___ Supplied records
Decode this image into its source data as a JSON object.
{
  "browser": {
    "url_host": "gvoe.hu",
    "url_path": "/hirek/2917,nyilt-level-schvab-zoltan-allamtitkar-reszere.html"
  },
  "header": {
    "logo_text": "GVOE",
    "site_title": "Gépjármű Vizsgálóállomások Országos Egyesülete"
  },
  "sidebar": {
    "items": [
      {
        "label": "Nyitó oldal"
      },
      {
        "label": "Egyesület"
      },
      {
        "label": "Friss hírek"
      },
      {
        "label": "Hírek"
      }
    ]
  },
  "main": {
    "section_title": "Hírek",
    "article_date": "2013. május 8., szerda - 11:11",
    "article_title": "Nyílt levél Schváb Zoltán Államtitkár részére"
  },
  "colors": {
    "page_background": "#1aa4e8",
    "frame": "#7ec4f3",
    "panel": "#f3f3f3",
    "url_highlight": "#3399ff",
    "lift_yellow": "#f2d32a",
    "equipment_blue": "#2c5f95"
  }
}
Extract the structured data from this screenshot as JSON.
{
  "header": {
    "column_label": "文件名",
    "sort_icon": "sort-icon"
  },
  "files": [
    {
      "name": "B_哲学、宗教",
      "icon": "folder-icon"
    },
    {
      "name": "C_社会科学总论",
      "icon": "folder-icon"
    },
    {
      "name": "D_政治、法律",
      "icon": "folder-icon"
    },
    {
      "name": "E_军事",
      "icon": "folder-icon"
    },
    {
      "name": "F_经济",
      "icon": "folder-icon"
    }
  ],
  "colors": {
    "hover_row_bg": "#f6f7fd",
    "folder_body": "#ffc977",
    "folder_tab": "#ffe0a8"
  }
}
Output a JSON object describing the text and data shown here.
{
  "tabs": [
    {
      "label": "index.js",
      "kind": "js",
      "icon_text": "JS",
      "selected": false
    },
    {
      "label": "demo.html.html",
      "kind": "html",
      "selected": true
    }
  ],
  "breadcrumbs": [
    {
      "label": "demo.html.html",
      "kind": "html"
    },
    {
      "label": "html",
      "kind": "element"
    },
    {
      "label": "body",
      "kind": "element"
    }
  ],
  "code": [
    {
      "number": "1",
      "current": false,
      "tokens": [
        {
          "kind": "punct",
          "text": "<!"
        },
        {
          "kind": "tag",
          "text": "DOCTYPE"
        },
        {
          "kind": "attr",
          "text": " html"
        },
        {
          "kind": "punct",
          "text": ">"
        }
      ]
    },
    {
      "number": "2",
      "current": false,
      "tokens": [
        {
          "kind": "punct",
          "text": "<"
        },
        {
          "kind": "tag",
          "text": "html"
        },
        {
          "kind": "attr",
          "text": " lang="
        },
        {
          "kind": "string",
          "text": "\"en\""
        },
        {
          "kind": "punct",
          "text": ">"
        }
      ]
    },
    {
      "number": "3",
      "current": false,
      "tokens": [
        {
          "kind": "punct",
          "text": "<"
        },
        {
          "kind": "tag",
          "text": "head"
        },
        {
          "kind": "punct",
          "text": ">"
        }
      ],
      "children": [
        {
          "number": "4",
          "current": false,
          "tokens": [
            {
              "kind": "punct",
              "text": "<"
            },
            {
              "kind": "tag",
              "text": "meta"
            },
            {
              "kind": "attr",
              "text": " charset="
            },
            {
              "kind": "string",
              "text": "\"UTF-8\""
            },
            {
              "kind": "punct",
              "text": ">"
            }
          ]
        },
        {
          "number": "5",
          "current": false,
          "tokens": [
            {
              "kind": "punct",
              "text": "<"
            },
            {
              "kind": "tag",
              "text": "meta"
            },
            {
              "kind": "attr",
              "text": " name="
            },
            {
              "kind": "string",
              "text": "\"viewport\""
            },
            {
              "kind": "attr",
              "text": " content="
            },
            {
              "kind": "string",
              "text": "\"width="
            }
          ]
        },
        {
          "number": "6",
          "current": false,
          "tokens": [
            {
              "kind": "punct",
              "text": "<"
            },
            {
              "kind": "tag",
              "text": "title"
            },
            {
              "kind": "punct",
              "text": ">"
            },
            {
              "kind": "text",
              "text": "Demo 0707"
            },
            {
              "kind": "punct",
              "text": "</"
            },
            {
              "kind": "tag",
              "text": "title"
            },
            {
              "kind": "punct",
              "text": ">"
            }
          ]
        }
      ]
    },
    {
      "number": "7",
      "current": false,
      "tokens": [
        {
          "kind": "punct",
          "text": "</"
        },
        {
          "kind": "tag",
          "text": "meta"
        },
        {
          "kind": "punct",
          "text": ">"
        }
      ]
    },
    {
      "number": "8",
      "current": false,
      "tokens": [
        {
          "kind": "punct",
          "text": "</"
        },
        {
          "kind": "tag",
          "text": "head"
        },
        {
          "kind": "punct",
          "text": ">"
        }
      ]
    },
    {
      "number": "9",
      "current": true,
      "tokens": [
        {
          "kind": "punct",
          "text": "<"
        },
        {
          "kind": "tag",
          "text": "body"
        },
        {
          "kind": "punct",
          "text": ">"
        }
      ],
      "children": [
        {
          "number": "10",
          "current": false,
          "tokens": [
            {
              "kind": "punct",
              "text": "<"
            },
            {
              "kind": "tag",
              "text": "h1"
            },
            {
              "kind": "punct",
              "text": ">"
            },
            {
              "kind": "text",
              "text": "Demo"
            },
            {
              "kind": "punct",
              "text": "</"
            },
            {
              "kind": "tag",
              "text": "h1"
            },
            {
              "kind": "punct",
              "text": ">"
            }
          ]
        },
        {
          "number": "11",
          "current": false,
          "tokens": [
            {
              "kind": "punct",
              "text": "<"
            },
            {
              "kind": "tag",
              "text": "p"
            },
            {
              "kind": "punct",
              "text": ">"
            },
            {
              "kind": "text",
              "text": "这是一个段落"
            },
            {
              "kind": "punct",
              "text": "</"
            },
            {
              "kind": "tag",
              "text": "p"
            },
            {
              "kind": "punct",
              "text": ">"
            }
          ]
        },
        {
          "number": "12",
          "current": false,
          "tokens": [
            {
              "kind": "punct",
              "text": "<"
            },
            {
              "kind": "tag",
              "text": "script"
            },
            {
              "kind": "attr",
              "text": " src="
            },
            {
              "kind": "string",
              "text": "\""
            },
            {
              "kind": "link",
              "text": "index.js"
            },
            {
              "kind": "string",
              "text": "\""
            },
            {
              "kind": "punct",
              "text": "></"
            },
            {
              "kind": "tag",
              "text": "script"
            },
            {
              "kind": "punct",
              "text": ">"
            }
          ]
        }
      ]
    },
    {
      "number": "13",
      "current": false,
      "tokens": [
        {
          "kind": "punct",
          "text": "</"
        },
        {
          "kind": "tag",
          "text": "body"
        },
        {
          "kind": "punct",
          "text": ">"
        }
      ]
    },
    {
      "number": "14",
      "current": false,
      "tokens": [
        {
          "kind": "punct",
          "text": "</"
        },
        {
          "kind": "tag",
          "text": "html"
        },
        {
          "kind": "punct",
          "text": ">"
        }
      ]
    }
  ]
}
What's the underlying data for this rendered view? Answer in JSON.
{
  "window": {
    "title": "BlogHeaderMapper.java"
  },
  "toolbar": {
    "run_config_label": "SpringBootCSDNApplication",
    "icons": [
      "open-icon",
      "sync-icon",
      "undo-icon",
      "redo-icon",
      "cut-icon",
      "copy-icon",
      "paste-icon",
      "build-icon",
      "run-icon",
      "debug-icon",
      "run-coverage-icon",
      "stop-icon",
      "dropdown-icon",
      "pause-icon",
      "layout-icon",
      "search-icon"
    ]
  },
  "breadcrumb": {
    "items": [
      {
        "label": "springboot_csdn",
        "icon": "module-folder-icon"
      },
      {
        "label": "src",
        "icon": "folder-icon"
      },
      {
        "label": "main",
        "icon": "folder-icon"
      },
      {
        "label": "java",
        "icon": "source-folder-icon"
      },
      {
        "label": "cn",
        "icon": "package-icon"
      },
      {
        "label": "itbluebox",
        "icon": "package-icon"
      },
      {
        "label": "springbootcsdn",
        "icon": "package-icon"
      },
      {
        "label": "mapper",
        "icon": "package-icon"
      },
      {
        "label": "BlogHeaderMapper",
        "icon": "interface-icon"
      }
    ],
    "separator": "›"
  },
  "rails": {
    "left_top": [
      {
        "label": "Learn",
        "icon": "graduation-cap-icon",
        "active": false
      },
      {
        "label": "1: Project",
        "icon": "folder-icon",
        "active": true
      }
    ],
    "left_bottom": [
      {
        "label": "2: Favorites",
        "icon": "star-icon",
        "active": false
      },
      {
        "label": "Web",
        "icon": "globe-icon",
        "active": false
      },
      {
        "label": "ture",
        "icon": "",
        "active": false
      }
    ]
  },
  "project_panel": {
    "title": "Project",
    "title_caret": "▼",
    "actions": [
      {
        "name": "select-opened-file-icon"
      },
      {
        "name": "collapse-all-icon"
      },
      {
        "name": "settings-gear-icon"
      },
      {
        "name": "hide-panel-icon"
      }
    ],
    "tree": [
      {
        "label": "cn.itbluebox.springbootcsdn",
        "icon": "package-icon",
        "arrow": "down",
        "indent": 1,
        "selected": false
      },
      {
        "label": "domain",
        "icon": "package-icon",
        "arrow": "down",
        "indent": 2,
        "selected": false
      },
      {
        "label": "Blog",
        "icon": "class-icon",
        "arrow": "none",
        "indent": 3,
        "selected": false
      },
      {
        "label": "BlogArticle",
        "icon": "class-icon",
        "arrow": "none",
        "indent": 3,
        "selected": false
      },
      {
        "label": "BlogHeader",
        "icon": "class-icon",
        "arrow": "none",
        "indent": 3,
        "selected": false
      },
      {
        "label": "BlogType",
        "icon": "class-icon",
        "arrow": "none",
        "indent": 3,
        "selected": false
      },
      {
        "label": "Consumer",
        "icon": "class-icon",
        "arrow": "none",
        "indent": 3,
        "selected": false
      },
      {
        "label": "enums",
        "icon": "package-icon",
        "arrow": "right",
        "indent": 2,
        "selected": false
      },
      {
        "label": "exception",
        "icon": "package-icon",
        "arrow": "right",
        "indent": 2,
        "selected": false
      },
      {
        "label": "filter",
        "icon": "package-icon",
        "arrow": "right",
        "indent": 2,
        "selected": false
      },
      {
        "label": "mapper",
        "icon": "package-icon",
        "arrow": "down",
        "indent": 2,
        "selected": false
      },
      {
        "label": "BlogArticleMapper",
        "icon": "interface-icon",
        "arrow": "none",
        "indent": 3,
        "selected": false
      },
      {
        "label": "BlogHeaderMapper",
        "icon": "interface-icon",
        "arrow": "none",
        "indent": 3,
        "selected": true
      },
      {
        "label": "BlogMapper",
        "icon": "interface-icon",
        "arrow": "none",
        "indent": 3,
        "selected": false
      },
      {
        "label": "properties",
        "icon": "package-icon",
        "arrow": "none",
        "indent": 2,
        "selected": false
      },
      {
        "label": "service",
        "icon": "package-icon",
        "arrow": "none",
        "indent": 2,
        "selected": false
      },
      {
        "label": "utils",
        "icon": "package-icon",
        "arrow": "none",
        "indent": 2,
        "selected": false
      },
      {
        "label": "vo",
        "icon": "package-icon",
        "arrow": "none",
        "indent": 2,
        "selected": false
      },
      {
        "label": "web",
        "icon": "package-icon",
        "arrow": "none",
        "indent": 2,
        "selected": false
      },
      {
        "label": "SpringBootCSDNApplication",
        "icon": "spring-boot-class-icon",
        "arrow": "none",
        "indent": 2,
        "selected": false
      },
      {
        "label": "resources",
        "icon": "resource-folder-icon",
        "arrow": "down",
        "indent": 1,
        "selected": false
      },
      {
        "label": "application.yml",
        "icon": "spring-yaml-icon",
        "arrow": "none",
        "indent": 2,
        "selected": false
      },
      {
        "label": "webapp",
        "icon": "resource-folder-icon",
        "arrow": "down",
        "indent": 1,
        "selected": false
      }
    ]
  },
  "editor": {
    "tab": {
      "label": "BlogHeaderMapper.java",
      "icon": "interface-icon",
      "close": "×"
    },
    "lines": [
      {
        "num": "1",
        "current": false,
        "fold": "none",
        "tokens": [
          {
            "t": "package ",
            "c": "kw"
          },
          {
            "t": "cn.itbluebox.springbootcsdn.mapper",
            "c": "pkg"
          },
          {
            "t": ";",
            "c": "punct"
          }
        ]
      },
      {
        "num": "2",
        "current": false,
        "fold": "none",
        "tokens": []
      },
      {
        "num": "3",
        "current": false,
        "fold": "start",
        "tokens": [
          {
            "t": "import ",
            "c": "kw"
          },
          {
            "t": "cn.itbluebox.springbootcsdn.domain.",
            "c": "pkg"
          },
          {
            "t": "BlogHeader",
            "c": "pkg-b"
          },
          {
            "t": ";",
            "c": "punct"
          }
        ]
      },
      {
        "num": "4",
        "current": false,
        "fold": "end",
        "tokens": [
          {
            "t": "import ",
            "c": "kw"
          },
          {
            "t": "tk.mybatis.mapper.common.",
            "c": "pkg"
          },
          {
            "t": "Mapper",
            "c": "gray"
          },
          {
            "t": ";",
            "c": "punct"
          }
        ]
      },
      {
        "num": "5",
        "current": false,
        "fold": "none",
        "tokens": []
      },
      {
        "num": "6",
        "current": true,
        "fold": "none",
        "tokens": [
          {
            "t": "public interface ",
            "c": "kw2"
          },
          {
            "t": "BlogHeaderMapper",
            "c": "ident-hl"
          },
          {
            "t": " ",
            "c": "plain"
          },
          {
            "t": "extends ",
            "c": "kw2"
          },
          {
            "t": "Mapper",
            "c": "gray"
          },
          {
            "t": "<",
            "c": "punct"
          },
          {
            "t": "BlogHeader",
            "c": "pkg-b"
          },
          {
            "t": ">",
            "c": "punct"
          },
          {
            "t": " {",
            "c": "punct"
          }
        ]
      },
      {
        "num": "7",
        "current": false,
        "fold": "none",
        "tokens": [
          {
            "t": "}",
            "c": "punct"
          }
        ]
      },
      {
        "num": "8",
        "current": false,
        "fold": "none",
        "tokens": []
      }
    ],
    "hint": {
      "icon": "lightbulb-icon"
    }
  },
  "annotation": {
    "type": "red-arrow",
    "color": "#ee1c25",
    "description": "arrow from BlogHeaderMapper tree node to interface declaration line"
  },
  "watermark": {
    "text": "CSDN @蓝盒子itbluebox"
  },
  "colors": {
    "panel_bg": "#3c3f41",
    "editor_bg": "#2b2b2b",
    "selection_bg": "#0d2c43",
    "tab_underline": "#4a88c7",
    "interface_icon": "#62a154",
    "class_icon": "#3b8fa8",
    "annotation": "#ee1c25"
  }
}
______
## [Goal of the exercise]
Copy out all lines above that include the string "tree".

## [Reply]
    "tree": [
    "description": "arrow from BlogHeaderMapper tree node to interface declaration line"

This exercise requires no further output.